### Supplied data
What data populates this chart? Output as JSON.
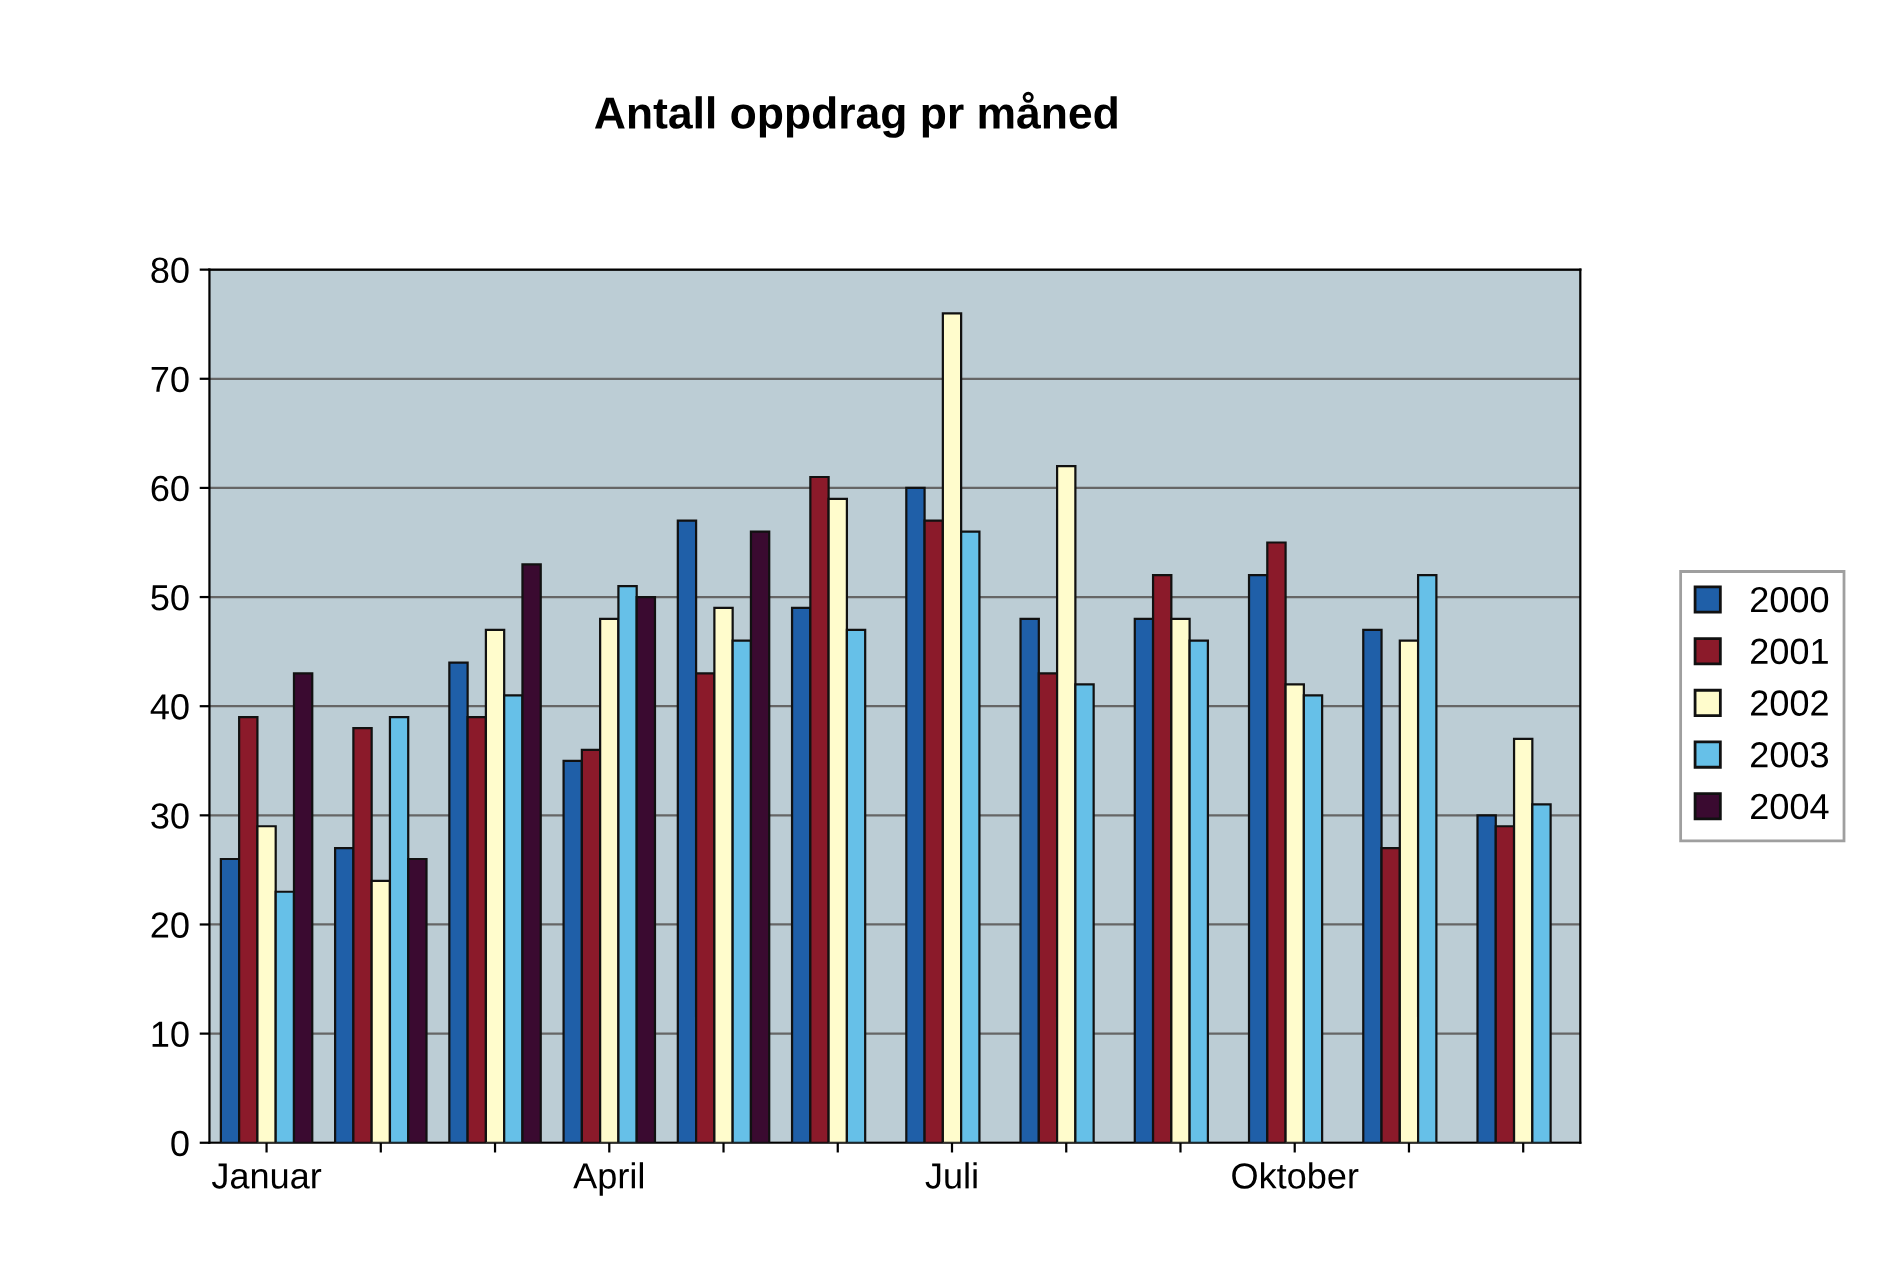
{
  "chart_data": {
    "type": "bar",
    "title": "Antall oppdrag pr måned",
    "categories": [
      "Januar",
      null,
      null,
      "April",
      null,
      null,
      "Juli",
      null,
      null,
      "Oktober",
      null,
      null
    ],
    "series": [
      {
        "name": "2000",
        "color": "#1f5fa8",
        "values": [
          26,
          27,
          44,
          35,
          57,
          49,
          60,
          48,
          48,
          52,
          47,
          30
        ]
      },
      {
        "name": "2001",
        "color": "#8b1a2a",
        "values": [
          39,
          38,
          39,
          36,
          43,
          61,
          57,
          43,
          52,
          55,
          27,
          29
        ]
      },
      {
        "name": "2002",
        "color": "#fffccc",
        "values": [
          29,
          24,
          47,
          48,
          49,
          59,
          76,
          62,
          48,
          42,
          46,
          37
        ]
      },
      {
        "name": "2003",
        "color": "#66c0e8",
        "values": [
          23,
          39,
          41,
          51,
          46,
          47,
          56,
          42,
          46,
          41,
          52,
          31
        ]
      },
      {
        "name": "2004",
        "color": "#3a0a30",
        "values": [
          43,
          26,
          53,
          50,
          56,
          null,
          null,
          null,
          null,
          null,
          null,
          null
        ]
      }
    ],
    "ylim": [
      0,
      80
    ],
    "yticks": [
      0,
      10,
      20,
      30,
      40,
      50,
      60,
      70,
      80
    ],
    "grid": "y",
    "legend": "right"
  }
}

### The task
Give every line back word for word and leave the pictures out.

### Result for this exercise
What data populates this chart? Output as JSON.
{
  "chart_data": {
    "type": "bar",
    "title": "Antall oppdrag pr måned",
    "categories": [
      "Januar",
      null,
      null,
      "April",
      null,
      null,
      "Juli",
      null,
      null,
      "Oktober",
      null,
      null
    ],
    "series": [
      {
        "name": "2000",
        "color": "#1f5fa8",
        "values": [
          26,
          27,
          44,
          35,
          57,
          49,
          60,
          48,
          48,
          52,
          47,
          30
        ]
      },
      {
        "name": "2001",
        "color": "#8b1a2a",
        "values": [
          39,
          38,
          39,
          36,
          43,
          61,
          57,
          43,
          52,
          55,
          27,
          29
        ]
      },
      {
        "name": "2002",
        "color": "#fffccc",
        "values": [
          29,
          24,
          47,
          48,
          49,
          59,
          76,
          62,
          48,
          42,
          46,
          37
        ]
      },
      {
        "name": "2003",
        "color": "#66c0e8",
        "values": [
          23,
          39,
          41,
          51,
          46,
          47,
          56,
          42,
          46,
          41,
          52,
          31
        ]
      },
      {
        "name": "2004",
        "color": "#3a0a30",
        "values": [
          43,
          26,
          53,
          50,
          56,
          null,
          null,
          null,
          null,
          null,
          null,
          null
        ]
      }
    ],
    "ylim": [
      0,
      80
    ],
    "yticks": [
      0,
      10,
      20,
      30,
      40,
      50,
      60,
      70,
      80
    ],
    "grid": "y",
    "legend": "right"
  }
}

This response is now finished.